■ Task objective ■
Could you write out the records below exactly as they appear, leaving out any pictures?

Collected data:
---+---
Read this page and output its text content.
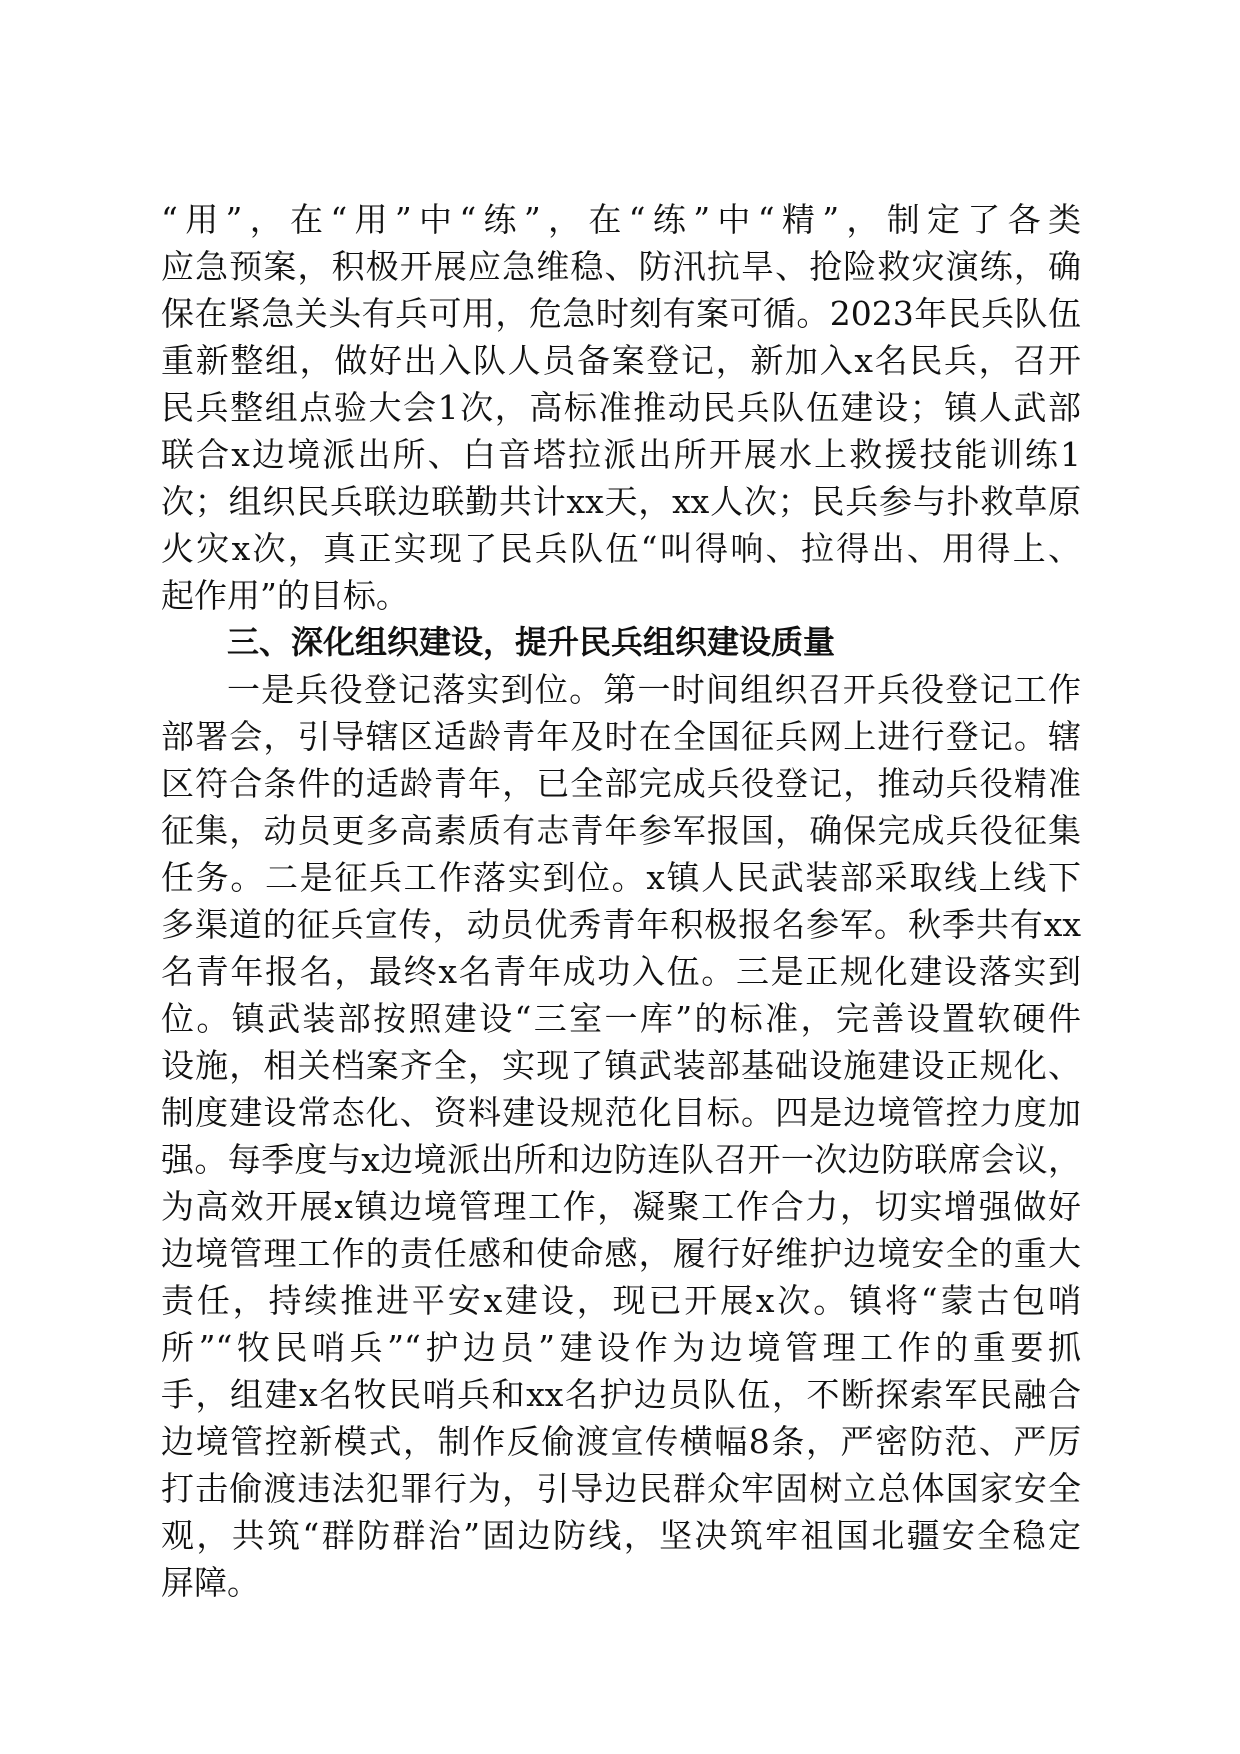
“用”，在“用”中“练”，在“练”中“精”，制定了各类
应急预案，积极开展应急维稳、防汛抗旱、抢险救灾演练，确
保在紧急关头有兵可用，危急时刻有案可循。2023年民兵队伍
重新整组，做好出入队人员备案登记，新加入x名民兵，召开
民兵整组点验大会1次，高标准推动民兵队伍建设；镇人武部
联合x边境派出所、白音塔拉派出所开展水上救援技能训练1
次；组织民兵联边联勤共计xx天，xx人次；民兵参与扑救草原
火灾x次，真正实现了民兵队伍“叫得响、拉得出、用得上、
起作用”的目标。
三、深化组织建设，提升民兵组织建设质量
一是兵役登记落实到位。第一时间组织召开兵役登记工作
部署会，引导辖区适龄青年及时在全国征兵网上进行登记。辖
区符合条件的适龄青年，已全部完成兵役登记，推动兵役精准
征集，动员更多高素质有志青年参军报国，确保完成兵役征集
任务。二是征兵工作落实到位。x镇人民武装部采取线上线下
多渠道的征兵宣传，动员优秀青年积极报名参军。秋季共有xx
名青年报名，最终x名青年成功入伍。三是正规化建设落实到
位。镇武装部按照建设“三室一库”的标准，完善设置软硬件
设施，相关档案齐全，实现了镇武装部基础设施建设正规化、
制度建设常态化、资料建设规范化目标。四是边境管控力度加
强。每季度与x边境派出所和边防连队召开一次边防联席会议，
为高效开展x镇边境管理工作，凝聚工作合力，切实增强做好
边境管理工作的责任感和使命感，履行好维护边境安全的重大
责任，持续推进平安x建设，现已开展x次。镇将“蒙古包哨
所”“牧民哨兵”“护边员”建设作为边境管理工作的重要抓
手，组建x名牧民哨兵和xx名护边员队伍，不断探索军民融合
边境管控新模式，制作反偷渡宣传横幅8条，严密防范、严厉
打击偷渡违法犯罪行为，引导边民群众牢固树立总体国家安全
观，共筑“群防群治”固边防线，坚决筑牢祖国北疆安全稳定
屏障。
---+---
■ Correct output ■
Read this page and output its text content.
“用”，在“用”中“练”，在“练”中“精”，制定了各类
应急预案，积极开展应急维稳、防汛抗旱、抢险救灾演练，确
保在紧急关头有兵可用，危急时刻有案可循。2023年民兵队伍
重新整组，做好出入队人员备案登记，新加入x名民兵，召开
民兵整组点验大会1次，高标准推动民兵队伍建设；镇人武部
联合x边境派出所、白音塔拉派出所开展水上救援技能训练1
次；组织民兵联边联勤共计xx天，xx人次；民兵参与扑救草原
火灾x次，真正实现了民兵队伍“叫得响、拉得出、用得上、
起作用”的目标。
三、深化组织建设，提升民兵组织建设质量
一是兵役登记落实到位。第一时间组织召开兵役登记工作
部署会，引导辖区适龄青年及时在全国征兵网上进行登记。辖
区符合条件的适龄青年，已全部完成兵役登记，推动兵役精准
征集，动员更多高素质有志青年参军报国，确保完成兵役征集
任务。二是征兵工作落实到位。x镇人民武装部采取线上线下
多渠道的征兵宣传，动员优秀青年积极报名参军。秋季共有xx
名青年报名，最终x名青年成功入伍。三是正规化建设落实到
位。镇武装部按照建设“三室一库”的标准，完善设置软硬件
设施，相关档案齐全，实现了镇武装部基础设施建设正规化、
制度建设常态化、资料建设规范化目标。四是边境管控力度加
强。每季度与x边境派出所和边防连队召开一次边防联席会议，
为高效开展x镇边境管理工作，凝聚工作合力，切实增强做好
边境管理工作的责任感和使命感，履行好维护边境安全的重大
责任，持续推进平安x建设，现已开展x次。镇将“蒙古包哨
所”“牧民哨兵”“护边员”建设作为边境管理工作的重要抓
手，组建x名牧民哨兵和xx名护边员队伍，不断探索军民融合
边境管控新模式，制作反偷渡宣传横幅8条，严密防范、严厉
打击偷渡违法犯罪行为，引导边民群众牢固树立总体国家安全
观，共筑“群防群治”固边防线，坚决筑牢祖国北疆安全稳定
屏障。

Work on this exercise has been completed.